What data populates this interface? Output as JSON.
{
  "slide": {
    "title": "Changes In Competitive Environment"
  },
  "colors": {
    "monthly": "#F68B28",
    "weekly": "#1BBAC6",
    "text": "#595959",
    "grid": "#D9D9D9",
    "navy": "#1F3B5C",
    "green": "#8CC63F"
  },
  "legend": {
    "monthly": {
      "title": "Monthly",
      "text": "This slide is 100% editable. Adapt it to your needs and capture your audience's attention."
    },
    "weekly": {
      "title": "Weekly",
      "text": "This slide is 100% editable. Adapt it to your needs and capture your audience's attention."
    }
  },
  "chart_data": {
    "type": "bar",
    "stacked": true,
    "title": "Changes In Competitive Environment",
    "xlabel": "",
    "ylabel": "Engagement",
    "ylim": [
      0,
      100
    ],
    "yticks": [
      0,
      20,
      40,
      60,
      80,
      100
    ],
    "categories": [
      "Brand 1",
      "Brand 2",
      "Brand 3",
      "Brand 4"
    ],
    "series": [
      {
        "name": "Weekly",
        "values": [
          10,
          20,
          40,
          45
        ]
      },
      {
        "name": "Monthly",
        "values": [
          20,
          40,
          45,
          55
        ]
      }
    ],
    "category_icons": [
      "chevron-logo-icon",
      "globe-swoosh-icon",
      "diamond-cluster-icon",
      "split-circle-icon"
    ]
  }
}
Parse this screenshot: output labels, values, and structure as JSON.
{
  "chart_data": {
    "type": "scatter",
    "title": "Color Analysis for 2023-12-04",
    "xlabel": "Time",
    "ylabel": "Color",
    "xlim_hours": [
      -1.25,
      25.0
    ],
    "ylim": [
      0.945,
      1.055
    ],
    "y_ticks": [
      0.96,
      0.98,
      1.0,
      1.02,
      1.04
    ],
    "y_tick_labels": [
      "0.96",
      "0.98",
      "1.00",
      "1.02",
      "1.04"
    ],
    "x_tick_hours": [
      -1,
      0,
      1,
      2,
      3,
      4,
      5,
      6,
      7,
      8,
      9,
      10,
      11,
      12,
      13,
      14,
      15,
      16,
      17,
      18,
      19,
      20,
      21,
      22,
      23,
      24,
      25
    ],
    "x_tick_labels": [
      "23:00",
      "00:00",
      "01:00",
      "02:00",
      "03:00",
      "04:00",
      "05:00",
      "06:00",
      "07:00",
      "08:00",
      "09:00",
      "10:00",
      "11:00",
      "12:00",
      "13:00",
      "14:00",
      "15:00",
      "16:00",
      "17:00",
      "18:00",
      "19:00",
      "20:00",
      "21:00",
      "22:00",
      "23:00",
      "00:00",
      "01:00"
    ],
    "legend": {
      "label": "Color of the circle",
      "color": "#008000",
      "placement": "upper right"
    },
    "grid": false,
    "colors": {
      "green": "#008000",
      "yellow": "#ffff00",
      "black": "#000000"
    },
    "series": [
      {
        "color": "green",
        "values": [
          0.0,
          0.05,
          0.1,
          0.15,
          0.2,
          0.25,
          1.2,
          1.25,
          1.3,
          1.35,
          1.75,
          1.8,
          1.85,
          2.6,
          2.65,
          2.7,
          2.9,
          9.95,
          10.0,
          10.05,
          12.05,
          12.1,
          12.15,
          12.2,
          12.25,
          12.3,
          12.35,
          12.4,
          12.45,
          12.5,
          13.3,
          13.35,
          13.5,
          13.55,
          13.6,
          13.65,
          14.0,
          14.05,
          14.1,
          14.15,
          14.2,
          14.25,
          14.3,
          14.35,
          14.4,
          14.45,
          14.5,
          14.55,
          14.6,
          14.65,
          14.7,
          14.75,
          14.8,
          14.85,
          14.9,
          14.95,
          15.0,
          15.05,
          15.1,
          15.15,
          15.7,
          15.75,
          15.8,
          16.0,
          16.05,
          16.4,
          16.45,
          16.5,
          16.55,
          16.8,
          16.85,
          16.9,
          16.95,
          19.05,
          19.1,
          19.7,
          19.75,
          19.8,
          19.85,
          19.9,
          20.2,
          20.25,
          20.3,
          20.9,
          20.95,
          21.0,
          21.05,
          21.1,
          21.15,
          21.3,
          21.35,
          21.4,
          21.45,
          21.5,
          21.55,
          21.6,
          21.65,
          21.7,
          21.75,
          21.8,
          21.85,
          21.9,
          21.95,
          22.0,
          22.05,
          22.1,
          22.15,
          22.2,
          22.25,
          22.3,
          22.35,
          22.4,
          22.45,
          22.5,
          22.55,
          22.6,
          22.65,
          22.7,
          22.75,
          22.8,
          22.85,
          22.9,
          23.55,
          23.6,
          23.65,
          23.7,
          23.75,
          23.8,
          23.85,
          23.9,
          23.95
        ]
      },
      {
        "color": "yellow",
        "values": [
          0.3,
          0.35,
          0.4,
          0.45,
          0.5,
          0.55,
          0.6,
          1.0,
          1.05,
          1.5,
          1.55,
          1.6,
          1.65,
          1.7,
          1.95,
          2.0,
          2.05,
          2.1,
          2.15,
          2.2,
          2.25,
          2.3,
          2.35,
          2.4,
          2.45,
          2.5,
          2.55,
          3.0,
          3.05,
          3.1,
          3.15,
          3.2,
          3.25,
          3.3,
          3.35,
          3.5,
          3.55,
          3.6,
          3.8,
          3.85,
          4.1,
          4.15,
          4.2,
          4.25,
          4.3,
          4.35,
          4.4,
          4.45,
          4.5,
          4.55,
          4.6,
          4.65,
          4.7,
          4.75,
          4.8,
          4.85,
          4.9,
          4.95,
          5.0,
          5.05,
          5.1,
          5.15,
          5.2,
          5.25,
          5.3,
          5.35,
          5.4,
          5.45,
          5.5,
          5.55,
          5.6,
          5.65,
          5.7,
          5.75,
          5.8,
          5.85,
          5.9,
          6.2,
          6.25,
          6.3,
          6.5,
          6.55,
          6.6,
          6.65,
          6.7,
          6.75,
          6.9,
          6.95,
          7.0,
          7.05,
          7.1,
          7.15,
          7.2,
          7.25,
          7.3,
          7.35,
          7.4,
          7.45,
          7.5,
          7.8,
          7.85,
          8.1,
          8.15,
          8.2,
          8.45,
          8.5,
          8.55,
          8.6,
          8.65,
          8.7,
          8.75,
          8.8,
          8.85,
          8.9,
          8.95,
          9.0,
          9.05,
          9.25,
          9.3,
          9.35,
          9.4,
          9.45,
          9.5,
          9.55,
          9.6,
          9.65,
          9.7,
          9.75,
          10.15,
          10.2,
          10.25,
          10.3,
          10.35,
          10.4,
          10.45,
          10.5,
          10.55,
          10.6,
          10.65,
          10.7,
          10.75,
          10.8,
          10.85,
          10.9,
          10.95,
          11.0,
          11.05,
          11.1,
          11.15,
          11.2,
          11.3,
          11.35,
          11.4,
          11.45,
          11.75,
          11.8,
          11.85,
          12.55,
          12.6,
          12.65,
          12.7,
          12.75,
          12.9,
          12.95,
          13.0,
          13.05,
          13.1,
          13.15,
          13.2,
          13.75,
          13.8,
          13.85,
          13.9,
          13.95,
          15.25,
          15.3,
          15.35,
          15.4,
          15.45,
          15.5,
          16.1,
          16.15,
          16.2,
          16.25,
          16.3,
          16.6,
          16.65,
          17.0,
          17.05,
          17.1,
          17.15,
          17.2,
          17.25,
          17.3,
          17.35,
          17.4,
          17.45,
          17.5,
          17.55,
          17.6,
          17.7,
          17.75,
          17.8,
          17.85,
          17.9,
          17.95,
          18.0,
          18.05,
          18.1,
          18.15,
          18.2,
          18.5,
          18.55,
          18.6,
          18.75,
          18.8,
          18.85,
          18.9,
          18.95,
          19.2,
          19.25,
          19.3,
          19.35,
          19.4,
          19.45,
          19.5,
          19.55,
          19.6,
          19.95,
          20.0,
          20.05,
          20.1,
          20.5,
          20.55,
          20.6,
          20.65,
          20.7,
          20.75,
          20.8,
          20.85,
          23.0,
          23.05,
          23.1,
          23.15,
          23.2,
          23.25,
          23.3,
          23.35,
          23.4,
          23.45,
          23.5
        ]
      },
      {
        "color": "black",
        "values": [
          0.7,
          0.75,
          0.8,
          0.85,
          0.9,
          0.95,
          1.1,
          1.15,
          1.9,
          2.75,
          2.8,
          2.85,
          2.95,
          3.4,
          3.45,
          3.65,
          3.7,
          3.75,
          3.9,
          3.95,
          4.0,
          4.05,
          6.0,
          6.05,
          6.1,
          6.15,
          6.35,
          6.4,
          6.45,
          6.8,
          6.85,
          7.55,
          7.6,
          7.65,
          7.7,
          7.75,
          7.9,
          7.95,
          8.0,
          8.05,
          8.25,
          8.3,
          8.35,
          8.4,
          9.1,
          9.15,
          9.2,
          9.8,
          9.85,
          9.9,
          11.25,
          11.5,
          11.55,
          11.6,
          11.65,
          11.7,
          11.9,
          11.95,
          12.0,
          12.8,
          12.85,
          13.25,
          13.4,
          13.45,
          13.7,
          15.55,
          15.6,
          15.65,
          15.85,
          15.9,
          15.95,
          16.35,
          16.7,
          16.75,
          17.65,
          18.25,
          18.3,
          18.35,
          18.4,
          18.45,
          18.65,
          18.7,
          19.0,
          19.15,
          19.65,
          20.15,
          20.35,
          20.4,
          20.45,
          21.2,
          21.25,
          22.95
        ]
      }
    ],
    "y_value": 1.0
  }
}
▬▬▬▬▬▬▬▬▬▬
** Task directions **
In the records above, locate every line with the string "title" and copy it.

** Response to the exercise **
    "title": "Changes In Competitive Environment"
      "title": "Monthly",
      "title": "Weekly",
    "title": "Changes In Competitive Environment",
    "title": "Color Analysis for 2023-12-04",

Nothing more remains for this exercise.